[Begin Working data]

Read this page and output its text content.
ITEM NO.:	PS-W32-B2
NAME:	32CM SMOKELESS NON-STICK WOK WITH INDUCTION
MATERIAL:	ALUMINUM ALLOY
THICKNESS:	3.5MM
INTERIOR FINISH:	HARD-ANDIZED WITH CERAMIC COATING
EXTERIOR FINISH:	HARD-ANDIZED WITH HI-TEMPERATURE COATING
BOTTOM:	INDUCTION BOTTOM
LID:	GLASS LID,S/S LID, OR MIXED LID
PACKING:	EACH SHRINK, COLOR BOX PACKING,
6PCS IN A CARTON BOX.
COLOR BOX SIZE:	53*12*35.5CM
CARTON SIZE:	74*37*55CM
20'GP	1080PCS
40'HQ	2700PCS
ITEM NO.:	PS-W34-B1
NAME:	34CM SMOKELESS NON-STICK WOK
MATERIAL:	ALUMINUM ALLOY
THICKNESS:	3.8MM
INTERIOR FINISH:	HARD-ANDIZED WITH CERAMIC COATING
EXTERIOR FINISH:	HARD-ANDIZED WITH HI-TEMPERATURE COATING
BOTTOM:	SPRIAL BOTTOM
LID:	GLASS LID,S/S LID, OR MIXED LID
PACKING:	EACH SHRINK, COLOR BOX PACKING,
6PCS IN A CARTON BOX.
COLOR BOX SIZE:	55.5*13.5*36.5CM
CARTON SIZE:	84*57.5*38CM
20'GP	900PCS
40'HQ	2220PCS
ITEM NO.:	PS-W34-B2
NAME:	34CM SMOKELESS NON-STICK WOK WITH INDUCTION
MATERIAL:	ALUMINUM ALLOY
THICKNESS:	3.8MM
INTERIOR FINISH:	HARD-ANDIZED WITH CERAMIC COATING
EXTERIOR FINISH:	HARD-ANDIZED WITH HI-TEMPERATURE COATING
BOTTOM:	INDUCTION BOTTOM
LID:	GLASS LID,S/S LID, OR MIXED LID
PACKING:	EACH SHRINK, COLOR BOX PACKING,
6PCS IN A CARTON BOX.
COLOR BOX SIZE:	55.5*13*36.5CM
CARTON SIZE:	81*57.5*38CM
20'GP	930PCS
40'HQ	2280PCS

[End Working data]

Set problem: Nothing should be left out: return all of the records exactly.

Exercise answer:
Read this page and output its text content.
ITEM NO.:	PS-W32-B2
NAME:	32CM SMOKELESS NON-STICK WOK WITH INDUCTION
MATERIAL:	ALUMINUM ALLOY
THICKNESS:	3.5MM
INTERIOR FINISH:	HARD-ANDIZED WITH CERAMIC COATING
EXTERIOR FINISH:	HARD-ANDIZED WITH HI-TEMPERATURE COATING
BOTTOM:	INDUCTION BOTTOM
LID:	GLASS LID,S/S LID, OR MIXED LID
PACKING:	EACH SHRINK, COLOR BOX PACKING,
6PCS IN A CARTON BOX.
COLOR BOX SIZE:	53*12*35.5CM
CARTON SIZE:	74*37*55CM
20'GP	1080PCS
40'HQ	2700PCS
ITEM NO.:	PS-W34-B1
NAME:	34CM SMOKELESS NON-STICK WOK
MATERIAL:	ALUMINUM ALLOY
THICKNESS:	3.8MM
INTERIOR FINISH:	HARD-ANDIZED WITH CERAMIC COATING
EXTERIOR FINISH:	HARD-ANDIZED WITH HI-TEMPERATURE COATING
BOTTOM:	SPRIAL BOTTOM
LID:	GLASS LID,S/S LID, OR MIXED LID
PACKING:	EACH SHRINK, COLOR BOX PACKING,
6PCS IN A CARTON BOX.
COLOR BOX SIZE:	55.5*13.5*36.5CM
CARTON SIZE:	84*57.5*38CM
20'GP	900PCS
40'HQ	2220PCS
ITEM NO.:	PS-W34-B2
NAME:	34CM SMOKELESS NON-STICK WOK WITH INDUCTION
MATERIAL:	ALUMINUM ALLOY
THICKNESS:	3.8MM
INTERIOR FINISH:	HARD-ANDIZED WITH CERAMIC COATING
EXTERIOR FINISH:	HARD-ANDIZED WITH HI-TEMPERATURE COATING
BOTTOM:	INDUCTION BOTTOM
LID:	GLASS LID,S/S LID, OR MIXED LID
PACKING:	EACH SHRINK, COLOR BOX PACKING,
6PCS IN A CARTON BOX.
COLOR BOX SIZE:	55.5*13*36.5CM
CARTON SIZE:	81*57.5*38CM
20'GP	930PCS
40'HQ	2280PCS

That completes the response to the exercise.